PROBLEM TO SOLVE: List all lines in the material below that contain "striata".

PROVIDED RECORDS:

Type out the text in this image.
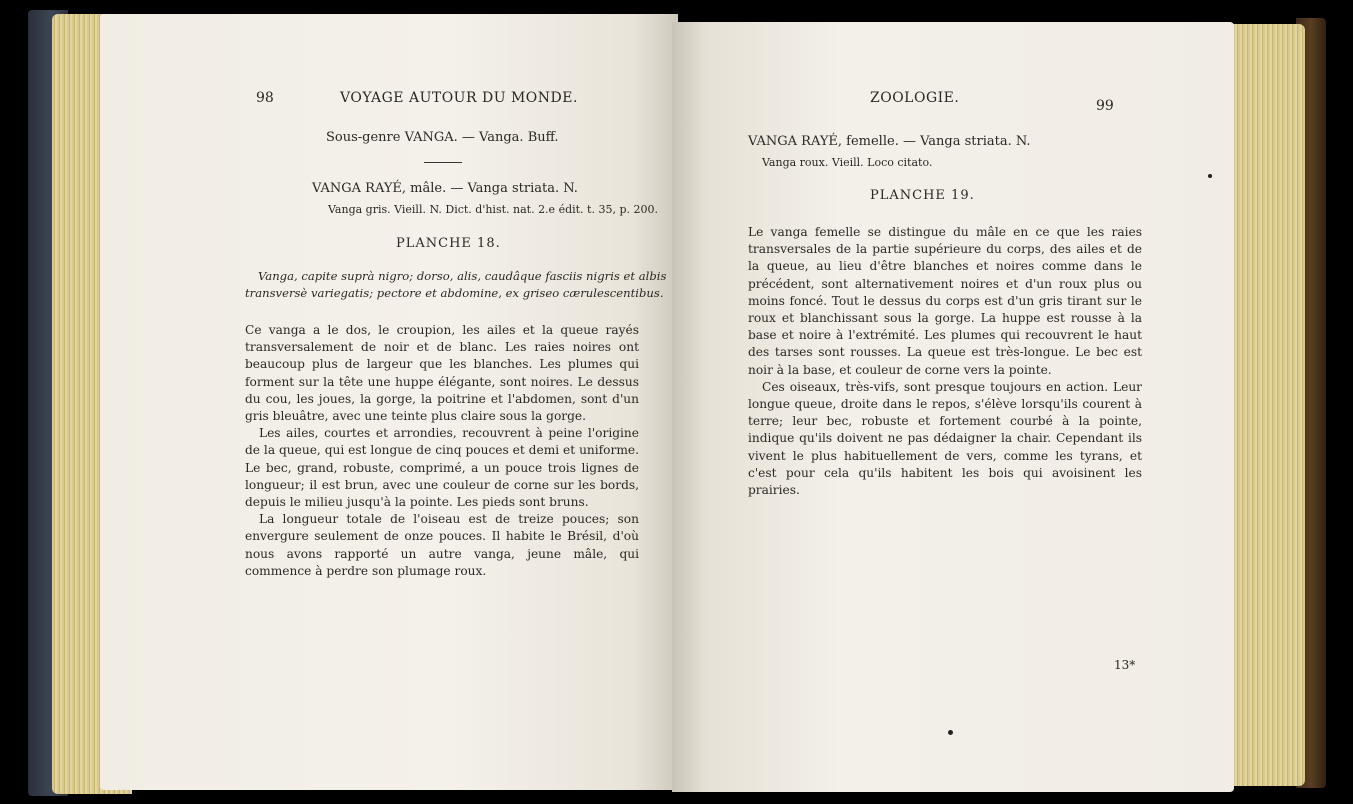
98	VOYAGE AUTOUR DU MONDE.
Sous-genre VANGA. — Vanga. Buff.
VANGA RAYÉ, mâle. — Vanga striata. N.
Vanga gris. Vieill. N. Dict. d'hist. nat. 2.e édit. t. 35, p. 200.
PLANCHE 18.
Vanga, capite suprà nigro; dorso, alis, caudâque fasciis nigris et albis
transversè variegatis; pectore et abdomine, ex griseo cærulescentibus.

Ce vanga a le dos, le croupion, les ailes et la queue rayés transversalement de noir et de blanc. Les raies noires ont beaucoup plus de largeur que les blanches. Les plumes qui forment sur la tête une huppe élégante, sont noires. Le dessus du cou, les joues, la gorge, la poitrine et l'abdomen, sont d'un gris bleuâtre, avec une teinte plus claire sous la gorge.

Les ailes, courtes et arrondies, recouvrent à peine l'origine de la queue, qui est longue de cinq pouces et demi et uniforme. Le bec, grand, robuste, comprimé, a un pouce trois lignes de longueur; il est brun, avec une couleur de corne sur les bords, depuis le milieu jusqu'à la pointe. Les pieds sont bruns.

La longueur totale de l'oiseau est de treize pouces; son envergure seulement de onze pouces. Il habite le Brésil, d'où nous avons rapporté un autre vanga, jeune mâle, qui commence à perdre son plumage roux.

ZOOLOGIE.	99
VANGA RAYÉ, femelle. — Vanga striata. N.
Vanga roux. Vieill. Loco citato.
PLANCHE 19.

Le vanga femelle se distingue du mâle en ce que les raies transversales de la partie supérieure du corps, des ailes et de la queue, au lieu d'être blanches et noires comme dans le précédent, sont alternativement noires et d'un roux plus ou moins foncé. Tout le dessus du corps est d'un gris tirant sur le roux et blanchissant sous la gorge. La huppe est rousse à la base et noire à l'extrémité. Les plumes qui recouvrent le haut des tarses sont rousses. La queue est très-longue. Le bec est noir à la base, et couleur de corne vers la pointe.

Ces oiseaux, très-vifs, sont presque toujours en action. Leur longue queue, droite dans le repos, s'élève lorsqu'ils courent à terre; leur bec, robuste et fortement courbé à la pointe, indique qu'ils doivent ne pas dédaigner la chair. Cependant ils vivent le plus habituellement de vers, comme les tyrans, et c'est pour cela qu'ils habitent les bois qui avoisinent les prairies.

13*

CORRECT ANSWER:
VANGA RAYÉ, mâle. — Vanga striata. N.
VANGA RAYÉ, femelle. — Vanga striata. N.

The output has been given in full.